INPUT DATA:

****************************************

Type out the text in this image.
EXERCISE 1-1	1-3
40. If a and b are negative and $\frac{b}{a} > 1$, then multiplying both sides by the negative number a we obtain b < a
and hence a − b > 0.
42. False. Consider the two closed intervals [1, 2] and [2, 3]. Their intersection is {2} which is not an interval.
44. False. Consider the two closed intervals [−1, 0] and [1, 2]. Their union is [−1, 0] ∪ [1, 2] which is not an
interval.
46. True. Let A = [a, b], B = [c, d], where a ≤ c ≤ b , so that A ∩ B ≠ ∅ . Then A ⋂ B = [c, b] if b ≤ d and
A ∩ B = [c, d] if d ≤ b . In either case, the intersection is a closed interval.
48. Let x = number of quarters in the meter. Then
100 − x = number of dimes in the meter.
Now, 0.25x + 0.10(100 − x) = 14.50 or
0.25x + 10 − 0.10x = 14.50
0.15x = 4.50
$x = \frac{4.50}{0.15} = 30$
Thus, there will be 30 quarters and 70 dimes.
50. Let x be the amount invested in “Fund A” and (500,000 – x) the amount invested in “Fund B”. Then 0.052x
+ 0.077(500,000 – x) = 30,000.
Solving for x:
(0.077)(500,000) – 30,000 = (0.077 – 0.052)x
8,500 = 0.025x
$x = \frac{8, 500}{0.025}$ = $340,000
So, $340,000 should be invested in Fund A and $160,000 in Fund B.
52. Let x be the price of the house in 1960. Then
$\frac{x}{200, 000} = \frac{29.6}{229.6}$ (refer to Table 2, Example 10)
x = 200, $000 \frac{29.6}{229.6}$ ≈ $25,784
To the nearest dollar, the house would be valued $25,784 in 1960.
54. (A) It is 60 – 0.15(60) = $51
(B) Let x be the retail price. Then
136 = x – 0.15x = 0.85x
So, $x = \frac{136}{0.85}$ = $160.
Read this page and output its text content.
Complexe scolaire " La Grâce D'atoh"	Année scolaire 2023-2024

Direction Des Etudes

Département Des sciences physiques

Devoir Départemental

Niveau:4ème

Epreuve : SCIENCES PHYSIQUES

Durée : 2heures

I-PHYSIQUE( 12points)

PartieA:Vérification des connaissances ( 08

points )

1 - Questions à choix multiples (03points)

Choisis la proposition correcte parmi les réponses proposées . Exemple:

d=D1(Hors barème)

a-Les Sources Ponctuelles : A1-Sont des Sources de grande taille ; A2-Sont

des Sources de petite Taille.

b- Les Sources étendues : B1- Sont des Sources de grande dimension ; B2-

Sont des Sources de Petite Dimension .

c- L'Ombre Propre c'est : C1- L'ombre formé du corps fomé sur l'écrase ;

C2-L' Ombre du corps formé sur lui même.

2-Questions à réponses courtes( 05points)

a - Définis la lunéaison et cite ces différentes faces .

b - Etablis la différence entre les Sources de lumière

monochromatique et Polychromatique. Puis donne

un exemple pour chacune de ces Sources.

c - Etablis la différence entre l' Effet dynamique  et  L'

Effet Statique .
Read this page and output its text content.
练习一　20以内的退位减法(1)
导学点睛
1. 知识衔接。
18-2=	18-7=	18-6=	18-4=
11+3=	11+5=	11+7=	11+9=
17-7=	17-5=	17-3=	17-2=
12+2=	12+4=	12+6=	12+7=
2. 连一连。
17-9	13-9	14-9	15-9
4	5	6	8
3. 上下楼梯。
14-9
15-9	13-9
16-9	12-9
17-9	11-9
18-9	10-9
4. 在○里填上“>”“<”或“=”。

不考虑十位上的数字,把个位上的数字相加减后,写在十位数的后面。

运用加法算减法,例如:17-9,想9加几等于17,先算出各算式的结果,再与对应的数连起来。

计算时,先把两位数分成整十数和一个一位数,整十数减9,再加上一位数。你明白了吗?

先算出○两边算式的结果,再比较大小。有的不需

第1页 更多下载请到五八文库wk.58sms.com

****************************************

SHORT EXERCISE: Repeat the entries exactly, all of them.

TASK RESPONSE:
Type out the text in this image.
EXERCISE 1-1	1-3
40. If a and b are negative and $\frac{b}{a} > 1$, then multiplying both sides by the negative number a we obtain b < a
and hence a − b > 0.
42. False. Consider the two closed intervals [1, 2] and [2, 3]. Their intersection is {2} which is not an interval.
44. False. Consider the two closed intervals [−1, 0] and [1, 2]. Their union is [−1, 0] ∪ [1, 2] which is not an
interval.
46. True. Let A = [a, b], B = [c, d], where a ≤ c ≤ b , so that A ∩ B ≠ ∅ . Then A ⋂ B = [c, b] if b ≤ d and
A ∩ B = [c, d] if d ≤ b . In either case, the intersection is a closed interval.
48. Let x = number of quarters in the meter. Then
100 − x = number of dimes in the meter.
Now, 0.25x + 0.10(100 − x) = 14.50 or
0.25x + 10 − 0.10x = 14.50
0.15x = 4.50
$x = \frac{4.50}{0.15} = 30$
Thus, there will be 30 quarters and 70 dimes.
50. Let x be the amount invested in “Fund A” and (500,000 – x) the amount invested in “Fund B”. Then 0.052x
+ 0.077(500,000 – x) = 30,000.
Solving for x:
(0.077)(500,000) – 30,000 = (0.077 – 0.052)x
8,500 = 0.025x
$x = \frac{8, 500}{0.025}$ = $340,000
So, $340,000 should be invested in Fund A and $160,000 in Fund B.
52. Let x be the price of the house in 1960. Then
$\frac{x}{200, 000} = \frac{29.6}{229.6}$ (refer to Table 2, Example 10)
x = 200, $000 \frac{29.6}{229.6}$ ≈ $25,784
To the nearest dollar, the house would be valued $25,784 in 1960.
54. (A) It is 60 – 0.15(60) = $51
(B) Let x be the retail price. Then
136 = x – 0.15x = 0.85x
So, $x = \frac{136}{0.85}$ = $160.
Read this page and output its text content.
Complexe scolaire " La Grâce D'atoh"	Année scolaire 2023-2024

Direction Des Etudes

Département Des sciences physiques

Devoir Départemental

Niveau:4ème

Epreuve : SCIENCES PHYSIQUES

Durée : 2heures

I-PHYSIQUE( 12points)

PartieA:Vérification des connaissances ( 08

points )

1 - Questions à choix multiples (03points)

Choisis la proposition correcte parmi les réponses proposées . Exemple:

d=D1(Hors barème)

a-Les Sources Ponctuelles : A1-Sont des Sources de grande taille ; A2-Sont

des Sources de petite Taille.

b- Les Sources étendues : B1- Sont des Sources de grande dimension ; B2-

Sont des Sources de Petite Dimension .

c- L'Ombre Propre c'est : C1- L'ombre formé du corps fomé sur l'écrase ;

C2-L' Ombre du corps formé sur lui même.

2-Questions à réponses courtes( 05points)

a - Définis la lunéaison et cite ces différentes faces .

b - Etablis la différence entre les Sources de lumière

monochromatique et Polychromatique. Puis donne

un exemple pour chacune de ces Sources.

c - Etablis la différence entre l' Effet dynamique  et  L'

Effet Statique .
Read this page and output its text content.
练习一　20以内的退位减法(1)
导学点睛
1. 知识衔接。
18-2=	18-7=	18-6=	18-4=
11+3=	11+5=	11+7=	11+9=
17-7=	17-5=	17-3=	17-2=
12+2=	12+4=	12+6=	12+7=
2. 连一连。
17-9	13-9	14-9	15-9
4	5	6	8
3. 上下楼梯。
14-9
15-9	13-9
16-9	12-9
17-9	11-9
18-9	10-9
4. 在○里填上“>”“<”或“=”。

不考虑十位上的数字,把个位上的数字相加减后,写在十位数的后面。

运用加法算减法,例如:17-9,想9加几等于17,先算出各算式的结果,再与对应的数连起来。

计算时,先把两位数分成整十数和一个一位数,整十数减9,再加上一位数。你明白了吗?

先算出○两边算式的结果,再比较大小。有的不需

第1页 更多下载请到五八文库wk.58sms.com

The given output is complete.